▶ Exercise
What is the number of lines in these entries that include "learning"? Write that number and no other text.

▶ Dataset rows
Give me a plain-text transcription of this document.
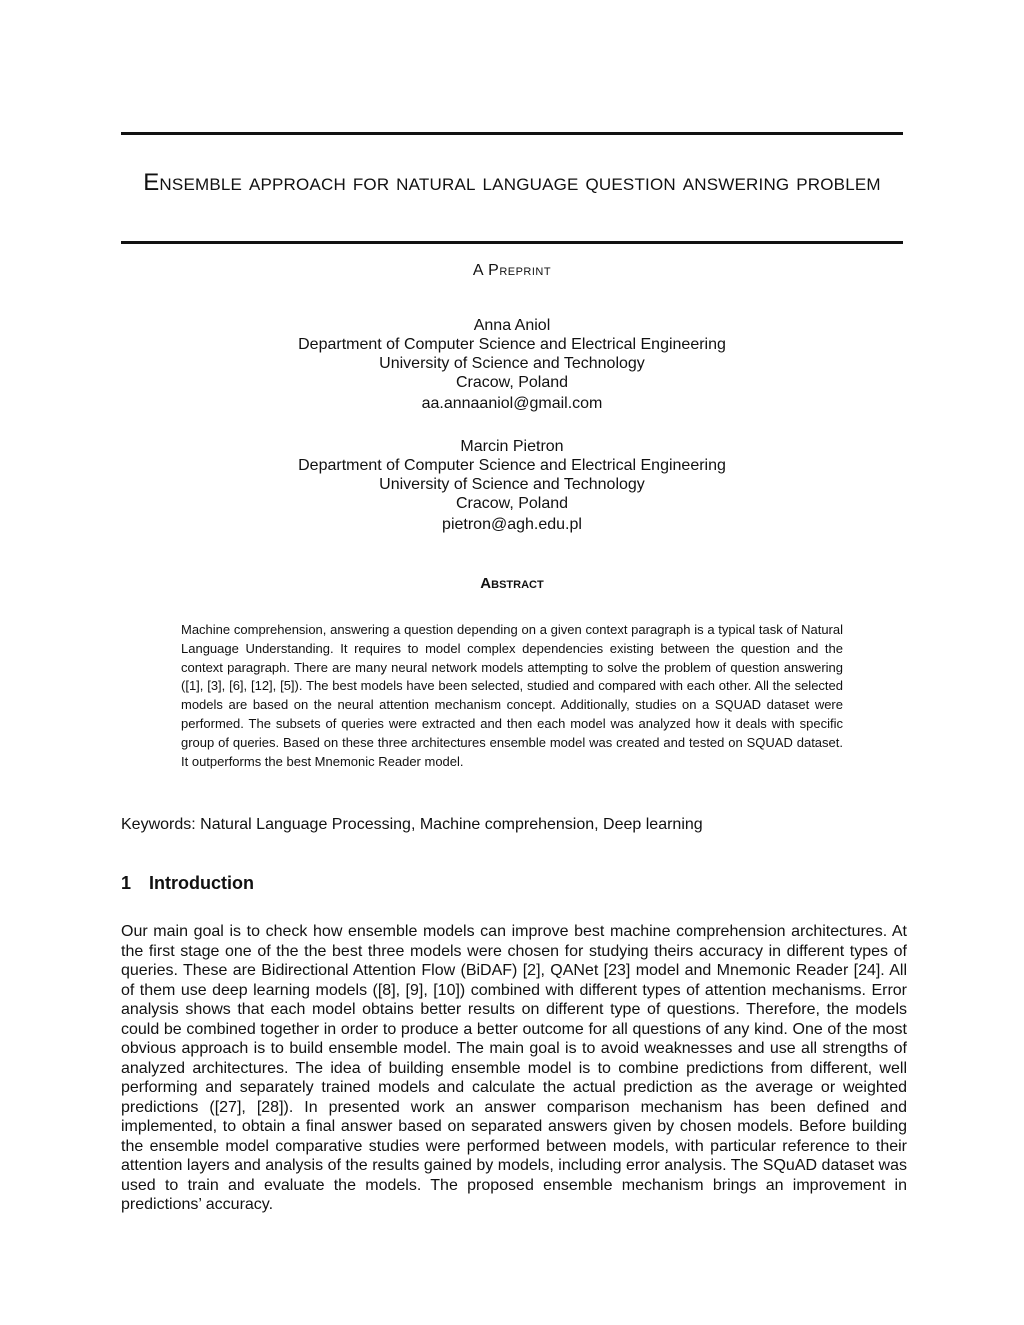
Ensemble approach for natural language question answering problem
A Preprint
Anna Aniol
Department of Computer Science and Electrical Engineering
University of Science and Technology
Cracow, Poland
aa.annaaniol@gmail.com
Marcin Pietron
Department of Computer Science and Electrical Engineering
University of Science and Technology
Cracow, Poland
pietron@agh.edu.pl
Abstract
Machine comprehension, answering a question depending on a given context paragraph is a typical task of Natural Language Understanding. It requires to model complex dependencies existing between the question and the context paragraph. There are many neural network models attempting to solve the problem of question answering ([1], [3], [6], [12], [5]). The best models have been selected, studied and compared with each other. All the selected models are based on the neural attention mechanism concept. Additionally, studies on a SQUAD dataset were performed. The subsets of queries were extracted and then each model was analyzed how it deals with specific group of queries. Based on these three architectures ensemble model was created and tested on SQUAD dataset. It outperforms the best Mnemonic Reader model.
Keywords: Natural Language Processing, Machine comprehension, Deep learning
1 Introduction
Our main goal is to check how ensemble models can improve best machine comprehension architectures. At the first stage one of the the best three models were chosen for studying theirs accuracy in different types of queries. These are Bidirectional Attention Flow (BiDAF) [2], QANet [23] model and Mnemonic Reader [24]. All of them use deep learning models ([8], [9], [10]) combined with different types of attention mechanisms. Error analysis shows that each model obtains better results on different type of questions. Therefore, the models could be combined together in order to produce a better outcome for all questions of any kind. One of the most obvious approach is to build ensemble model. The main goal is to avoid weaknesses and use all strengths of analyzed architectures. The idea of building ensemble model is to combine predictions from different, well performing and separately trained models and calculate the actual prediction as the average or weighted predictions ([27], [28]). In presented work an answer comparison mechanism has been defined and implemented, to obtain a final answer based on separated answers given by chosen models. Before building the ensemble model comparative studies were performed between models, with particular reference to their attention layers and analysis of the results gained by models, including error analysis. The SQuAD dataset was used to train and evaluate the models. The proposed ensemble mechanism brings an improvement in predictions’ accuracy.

▶ Output below
2